» Task description
Please quote every line word for word.

» Data in this exercise
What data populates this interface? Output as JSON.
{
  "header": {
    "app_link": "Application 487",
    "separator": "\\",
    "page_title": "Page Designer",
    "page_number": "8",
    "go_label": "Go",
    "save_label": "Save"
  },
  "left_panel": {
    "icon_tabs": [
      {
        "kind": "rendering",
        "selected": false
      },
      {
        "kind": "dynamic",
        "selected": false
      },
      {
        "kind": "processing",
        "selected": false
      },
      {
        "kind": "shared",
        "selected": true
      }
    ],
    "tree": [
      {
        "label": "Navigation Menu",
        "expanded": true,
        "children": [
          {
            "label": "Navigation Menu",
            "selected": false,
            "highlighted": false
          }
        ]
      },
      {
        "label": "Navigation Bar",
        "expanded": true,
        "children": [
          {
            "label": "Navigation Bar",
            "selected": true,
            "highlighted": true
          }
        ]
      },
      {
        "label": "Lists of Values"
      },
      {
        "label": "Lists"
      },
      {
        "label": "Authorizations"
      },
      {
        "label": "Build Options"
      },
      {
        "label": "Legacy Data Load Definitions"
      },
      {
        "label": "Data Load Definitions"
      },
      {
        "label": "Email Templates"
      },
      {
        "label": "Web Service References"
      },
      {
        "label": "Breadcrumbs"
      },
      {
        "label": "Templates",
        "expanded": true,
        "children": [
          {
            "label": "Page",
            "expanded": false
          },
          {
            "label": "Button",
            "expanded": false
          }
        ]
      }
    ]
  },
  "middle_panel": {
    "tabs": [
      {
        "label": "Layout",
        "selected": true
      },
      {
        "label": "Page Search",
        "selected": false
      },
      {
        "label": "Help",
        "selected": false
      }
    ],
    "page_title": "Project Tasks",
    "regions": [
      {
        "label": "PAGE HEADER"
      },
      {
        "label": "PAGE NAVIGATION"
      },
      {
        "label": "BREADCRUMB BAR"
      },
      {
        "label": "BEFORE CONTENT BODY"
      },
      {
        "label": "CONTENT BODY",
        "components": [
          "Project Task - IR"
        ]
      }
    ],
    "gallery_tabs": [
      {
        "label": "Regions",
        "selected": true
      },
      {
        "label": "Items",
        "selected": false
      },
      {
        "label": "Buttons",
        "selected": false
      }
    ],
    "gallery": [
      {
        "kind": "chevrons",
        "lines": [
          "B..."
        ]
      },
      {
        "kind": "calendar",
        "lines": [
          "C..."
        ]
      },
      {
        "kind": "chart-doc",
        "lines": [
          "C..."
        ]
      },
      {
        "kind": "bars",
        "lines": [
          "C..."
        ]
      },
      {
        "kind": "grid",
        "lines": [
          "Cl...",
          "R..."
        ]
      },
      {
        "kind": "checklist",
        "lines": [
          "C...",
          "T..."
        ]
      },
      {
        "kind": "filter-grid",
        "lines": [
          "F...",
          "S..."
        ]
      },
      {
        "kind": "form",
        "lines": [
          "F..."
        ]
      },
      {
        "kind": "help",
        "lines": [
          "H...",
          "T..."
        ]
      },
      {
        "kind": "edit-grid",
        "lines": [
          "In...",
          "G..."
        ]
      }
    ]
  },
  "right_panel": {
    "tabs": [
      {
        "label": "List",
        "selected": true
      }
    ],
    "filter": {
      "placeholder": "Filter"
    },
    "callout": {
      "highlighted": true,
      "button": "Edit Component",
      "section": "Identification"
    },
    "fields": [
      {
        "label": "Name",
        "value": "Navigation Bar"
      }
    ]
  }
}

» Right answer
What data populates this interface? Output as JSON.
{
  "header": {
    "app_link": "Application 487",
    "separator": "\\",
    "page_title": "Page Designer",
    "page_number": "8",
    "go_label": "Go",
    "save_label": "Save"
  },
  "left_panel": {
    "icon_tabs": [
      {
        "kind": "rendering",
        "selected": false
      },
      {
        "kind": "dynamic",
        "selected": false
      },
      {
        "kind": "processing",
        "selected": false
      },
      {
        "kind": "shared",
        "selected": true
      }
    ],
    "tree": [
      {
        "label": "Navigation Menu",
        "expanded": true,
        "children": [
          {
            "label": "Navigation Menu",
            "selected": false,
            "highlighted": false
          }
        ]
      },
      {
        "label": "Navigation Bar",
        "expanded": true,
        "children": [
          {
            "label": "Navigation Bar",
            "selected": true,
            "highlighted": true
          }
        ]
      },
      {
        "label": "Lists of Values"
      },
      {
        "label": "Lists"
      },
      {
        "label": "Authorizations"
      },
      {
        "label": "Build Options"
      },
      {
        "label": "Legacy Data Load Definitions"
      },
      {
        "label": "Data Load Definitions"
      },
      {
        "label": "Email Templates"
      },
      {
        "label": "Web Service References"
      },
      {
        "label": "Breadcrumbs"
      },
      {
        "label": "Templates",
        "expanded": true,
        "children": [
          {
            "label": "Page",
            "expanded": false
          },
          {
            "label": "Button",
            "expanded": false
          }
        ]
      }
    ]
  },
  "middle_panel": {
    "tabs": [
      {
        "label": "Layout",
        "selected": true
      },
      {
        "label": "Page Search",
        "selected": false
      },
      {
        "label": "Help",
        "selected": false
      }
    ],
    "page_title": "Project Tasks",
    "regions": [
      {
        "label": "PAGE HEADER"
      },
      {
        "label": "PAGE NAVIGATION"
      },
      {
        "label": "BREADCRUMB BAR"
      },
      {
        "label": "BEFORE CONTENT BODY"
      },
      {
        "label": "CONTENT BODY",
        "components": [
          "Project Task - IR"
        ]
      }
    ],
    "gallery_tabs": [
      {
        "label": "Regions",
        "selected": true
      },
      {
        "label": "Items",
        "selected": false
      },
      {
        "label": "Buttons",
        "selected": false
      }
    ],
    "gallery": [
      {
        "kind": "chevrons",
        "lines": [
          "B..."
        ]
      },
      {
        "kind": "calendar",
        "lines": [
          "C..."
        ]
      },
      {
        "kind": "chart-doc",
        "lines": [
          "C..."
        ]
      },
      {
        "kind": "bars",
        "lines": [
          "C..."
        ]
      },
      {
        "kind": "grid",
        "lines": [
          "Cl...",
          "R..."
        ]
      },
      {
        "kind": "checklist",
        "lines": [
          "C...",
          "T..."
        ]
      },
      {
        "kind": "filter-grid",
        "lines": [
          "F...",
          "S..."
        ]
      },
      {
        "kind": "form",
        "lines": [
          "F..."
        ]
      },
      {
        "kind": "help",
        "lines": [
          "H...",
          "T..."
        ]
      },
      {
        "kind": "edit-grid",
        "lines": [
          "In...",
          "G..."
        ]
      }
    ]
  },
  "right_panel": {
    "tabs": [
      {
        "label": "List",
        "selected": true
      }
    ],
    "filter": {
      "placeholder": "Filter"
    },
    "callout": {
      "highlighted": true,
      "button": "Edit Component",
      "section": "Identification"
    },
    "fields": [
      {
        "label": "Name",
        "value": "Navigation Bar"
      }
    ]
  }
}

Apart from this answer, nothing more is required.